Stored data
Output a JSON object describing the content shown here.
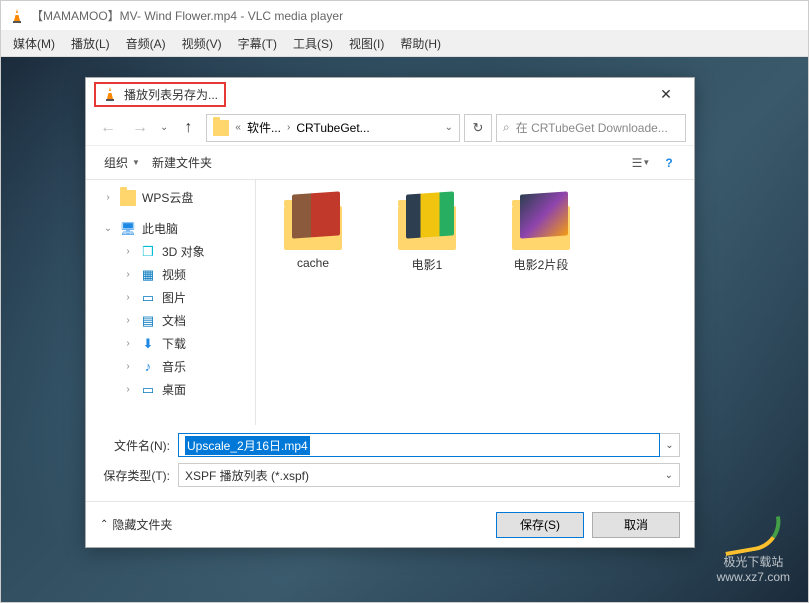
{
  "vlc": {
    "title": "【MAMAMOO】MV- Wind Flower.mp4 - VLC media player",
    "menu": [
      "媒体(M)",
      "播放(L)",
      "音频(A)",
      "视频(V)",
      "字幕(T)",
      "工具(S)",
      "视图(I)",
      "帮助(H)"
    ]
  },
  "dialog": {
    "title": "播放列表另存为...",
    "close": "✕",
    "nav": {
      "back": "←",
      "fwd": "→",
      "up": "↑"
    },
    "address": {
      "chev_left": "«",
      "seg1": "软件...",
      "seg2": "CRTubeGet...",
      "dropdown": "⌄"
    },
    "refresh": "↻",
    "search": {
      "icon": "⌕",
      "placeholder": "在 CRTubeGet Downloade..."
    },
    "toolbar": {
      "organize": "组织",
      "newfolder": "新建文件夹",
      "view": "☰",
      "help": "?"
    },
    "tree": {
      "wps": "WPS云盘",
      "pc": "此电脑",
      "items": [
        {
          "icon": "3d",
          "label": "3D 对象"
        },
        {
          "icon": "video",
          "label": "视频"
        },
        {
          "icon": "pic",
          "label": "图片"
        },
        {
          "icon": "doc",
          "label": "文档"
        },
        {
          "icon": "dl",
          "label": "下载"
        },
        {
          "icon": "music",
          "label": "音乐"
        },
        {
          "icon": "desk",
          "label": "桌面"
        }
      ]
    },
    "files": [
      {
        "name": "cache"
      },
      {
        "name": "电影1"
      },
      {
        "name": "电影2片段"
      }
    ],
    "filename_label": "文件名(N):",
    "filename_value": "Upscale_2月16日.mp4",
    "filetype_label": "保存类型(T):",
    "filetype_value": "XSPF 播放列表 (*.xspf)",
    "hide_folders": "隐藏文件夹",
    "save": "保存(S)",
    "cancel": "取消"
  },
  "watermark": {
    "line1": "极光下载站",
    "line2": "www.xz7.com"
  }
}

## Goal
Show all lines from the listing above in which "title" appears.

## In response
    "title": "【MAMAMOO】MV- Wind Flower.mp4 - VLC media player",
    "title": "播放列表另存为...",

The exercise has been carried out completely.